Text excerpt

An Israeli rock musician faces repeated public family tragedy head on, to emerge from the long shadow of his hero father, Israel’s first astronaut

by
Tal Miller and Yoav Sivan
June 20, 2016
Photo: Lior Keter
Tal Ramon launches his new album 'Dmut' at Zappa Tel Aviv, May 1, 2016. Photo: Lior Keter
Photo: Lior Keter
Tal Ramon launches his new album 'Dmut' at Zappa Tel Aviv, May 1, 2016. Photo: Lior Keter

In 1974, 20-year-old Ilan Ramon, a recent graduate of the IDF flight school who would go on to become Israel’s first astronaut, bought a Steinway piano that had once had its home in Germany during World War II. Ramon, the son of a piano teacher who survived Auschwitz, spent his entire first paycheck on it. This piano symbolized the survival of the Jewish people—a people that could make new melodies in the homeland.

The piano is now at the Tel Aviv apartment of Ilan’s second son, Tal, who just released his first album, Character (Dmut in Hebrew). “The piano gave birth to this album,” he said in a recent interview in Hebrew in his Tel Aviv apartment, “which I dedicate to my father and to Assaf.”

Why the dedication? Every Israeli is bound to be familiar with his family story. Israel rejoiced when Ramon’s father, Ilan, the youngest fighter pilot to take part in the strike against the Iraqi nuclear reactor at Osirak in 1981, became the nation’s first astronaut following a sweetheart deal President Bill Clinton struck with Prime Minister Shimon Peres in 1995, shortly after Yitzhak Rabin’s assassination. Joy gave way to grief when in 2003 Ilan was killed in his first space mission along with the other six crew members of the Columbia space shuttle. He was laid to rest in the military cemetery in Moshav Nahalal in the Jezreel Valley, near the Ramat David air-force base where he was previously stationed.

Six years later, Assaf, Tal’s eldest brother, graduated first in his class at the flight school in Hatzerim, Israel’s most prestigious military training ground. The nation gushed at the sight of Shimon Peres, now president, awarding Assaf his pilot’s wings and hugging him in a display more of fatherly pride than authoritative acknowledgement. The Ramons’ private moment, Peres told the family in his speech, was shared by all Israelis whose “hearts beat with love and excitement.”

Requirement
In the article about Tal Ramon, what did Ilan Ramon spend his entire first paycheck on?

Given entries
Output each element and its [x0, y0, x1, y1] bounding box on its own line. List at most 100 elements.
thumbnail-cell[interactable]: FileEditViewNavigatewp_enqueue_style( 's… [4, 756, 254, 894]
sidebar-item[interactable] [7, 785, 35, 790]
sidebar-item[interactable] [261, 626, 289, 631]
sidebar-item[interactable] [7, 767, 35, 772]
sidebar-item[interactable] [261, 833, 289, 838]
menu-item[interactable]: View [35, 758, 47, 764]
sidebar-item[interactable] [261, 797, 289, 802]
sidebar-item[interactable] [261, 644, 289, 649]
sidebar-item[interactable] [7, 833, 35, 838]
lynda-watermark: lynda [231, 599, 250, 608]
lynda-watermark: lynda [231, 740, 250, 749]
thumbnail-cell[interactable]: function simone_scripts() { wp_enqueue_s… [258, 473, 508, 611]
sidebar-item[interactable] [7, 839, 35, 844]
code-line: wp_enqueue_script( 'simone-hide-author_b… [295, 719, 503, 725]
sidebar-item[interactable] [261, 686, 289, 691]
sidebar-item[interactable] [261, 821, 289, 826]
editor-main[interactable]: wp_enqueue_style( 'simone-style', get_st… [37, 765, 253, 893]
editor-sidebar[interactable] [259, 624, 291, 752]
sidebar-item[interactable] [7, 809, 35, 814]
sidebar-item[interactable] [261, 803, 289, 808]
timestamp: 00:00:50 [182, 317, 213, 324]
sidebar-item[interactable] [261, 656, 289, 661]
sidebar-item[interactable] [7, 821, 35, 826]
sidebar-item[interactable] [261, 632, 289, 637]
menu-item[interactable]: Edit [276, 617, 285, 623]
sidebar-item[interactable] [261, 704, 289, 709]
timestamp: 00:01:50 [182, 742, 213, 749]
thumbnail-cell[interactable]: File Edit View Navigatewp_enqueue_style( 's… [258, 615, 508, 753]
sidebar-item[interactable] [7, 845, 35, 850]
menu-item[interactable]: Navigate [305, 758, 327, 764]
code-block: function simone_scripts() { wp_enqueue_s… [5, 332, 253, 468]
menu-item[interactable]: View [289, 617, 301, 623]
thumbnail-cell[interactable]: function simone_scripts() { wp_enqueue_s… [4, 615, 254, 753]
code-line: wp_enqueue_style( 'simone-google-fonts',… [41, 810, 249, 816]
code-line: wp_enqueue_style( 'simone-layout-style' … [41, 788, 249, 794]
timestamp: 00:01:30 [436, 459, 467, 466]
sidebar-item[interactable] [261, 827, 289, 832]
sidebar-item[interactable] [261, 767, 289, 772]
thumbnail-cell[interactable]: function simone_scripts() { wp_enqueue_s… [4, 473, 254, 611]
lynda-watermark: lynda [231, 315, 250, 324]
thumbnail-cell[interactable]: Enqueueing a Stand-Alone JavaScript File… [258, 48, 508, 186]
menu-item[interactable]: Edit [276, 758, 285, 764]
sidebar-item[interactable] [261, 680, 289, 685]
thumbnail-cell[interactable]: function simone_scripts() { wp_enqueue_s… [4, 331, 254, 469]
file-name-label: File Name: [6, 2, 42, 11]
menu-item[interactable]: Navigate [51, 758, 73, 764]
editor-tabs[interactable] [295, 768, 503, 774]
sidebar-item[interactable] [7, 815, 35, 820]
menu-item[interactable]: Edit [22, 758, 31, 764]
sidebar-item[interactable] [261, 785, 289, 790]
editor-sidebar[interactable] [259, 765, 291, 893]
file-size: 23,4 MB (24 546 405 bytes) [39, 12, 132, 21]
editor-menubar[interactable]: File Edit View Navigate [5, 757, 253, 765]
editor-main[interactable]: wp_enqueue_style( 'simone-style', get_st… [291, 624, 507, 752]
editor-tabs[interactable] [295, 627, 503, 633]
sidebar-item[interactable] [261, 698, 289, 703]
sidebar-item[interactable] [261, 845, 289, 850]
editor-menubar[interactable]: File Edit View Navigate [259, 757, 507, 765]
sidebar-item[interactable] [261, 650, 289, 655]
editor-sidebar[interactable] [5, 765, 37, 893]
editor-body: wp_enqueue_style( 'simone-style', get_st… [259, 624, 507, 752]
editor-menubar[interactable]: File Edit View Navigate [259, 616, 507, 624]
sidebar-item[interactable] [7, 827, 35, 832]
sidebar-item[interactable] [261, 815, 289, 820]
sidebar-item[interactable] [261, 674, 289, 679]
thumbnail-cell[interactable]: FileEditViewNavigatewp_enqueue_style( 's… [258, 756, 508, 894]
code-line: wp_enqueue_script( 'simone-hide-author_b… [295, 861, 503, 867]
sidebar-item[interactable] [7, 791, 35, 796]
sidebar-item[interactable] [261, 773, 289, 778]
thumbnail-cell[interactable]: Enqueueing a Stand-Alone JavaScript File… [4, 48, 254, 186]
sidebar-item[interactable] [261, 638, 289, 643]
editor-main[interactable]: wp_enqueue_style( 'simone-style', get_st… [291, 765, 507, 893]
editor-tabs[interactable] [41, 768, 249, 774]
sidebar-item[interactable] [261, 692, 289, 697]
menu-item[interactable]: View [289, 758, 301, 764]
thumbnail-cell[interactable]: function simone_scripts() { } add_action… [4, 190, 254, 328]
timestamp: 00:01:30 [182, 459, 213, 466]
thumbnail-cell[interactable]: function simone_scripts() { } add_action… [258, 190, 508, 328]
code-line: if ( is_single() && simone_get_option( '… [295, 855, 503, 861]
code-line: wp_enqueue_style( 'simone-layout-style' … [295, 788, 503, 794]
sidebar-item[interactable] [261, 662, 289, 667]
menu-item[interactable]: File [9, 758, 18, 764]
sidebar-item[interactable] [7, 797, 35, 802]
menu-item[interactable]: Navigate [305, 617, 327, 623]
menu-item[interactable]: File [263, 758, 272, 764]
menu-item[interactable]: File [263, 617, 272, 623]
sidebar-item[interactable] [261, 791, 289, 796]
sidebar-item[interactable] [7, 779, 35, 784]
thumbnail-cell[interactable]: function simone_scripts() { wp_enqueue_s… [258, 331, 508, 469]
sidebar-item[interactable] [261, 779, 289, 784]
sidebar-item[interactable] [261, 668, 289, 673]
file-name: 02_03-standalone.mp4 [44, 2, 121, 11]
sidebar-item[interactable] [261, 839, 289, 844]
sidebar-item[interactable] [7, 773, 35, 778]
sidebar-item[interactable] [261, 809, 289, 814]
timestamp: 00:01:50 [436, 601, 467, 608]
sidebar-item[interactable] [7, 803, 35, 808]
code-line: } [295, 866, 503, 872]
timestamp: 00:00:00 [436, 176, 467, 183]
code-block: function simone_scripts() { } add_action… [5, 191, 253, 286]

Answer for this exercise
A Steinway piano.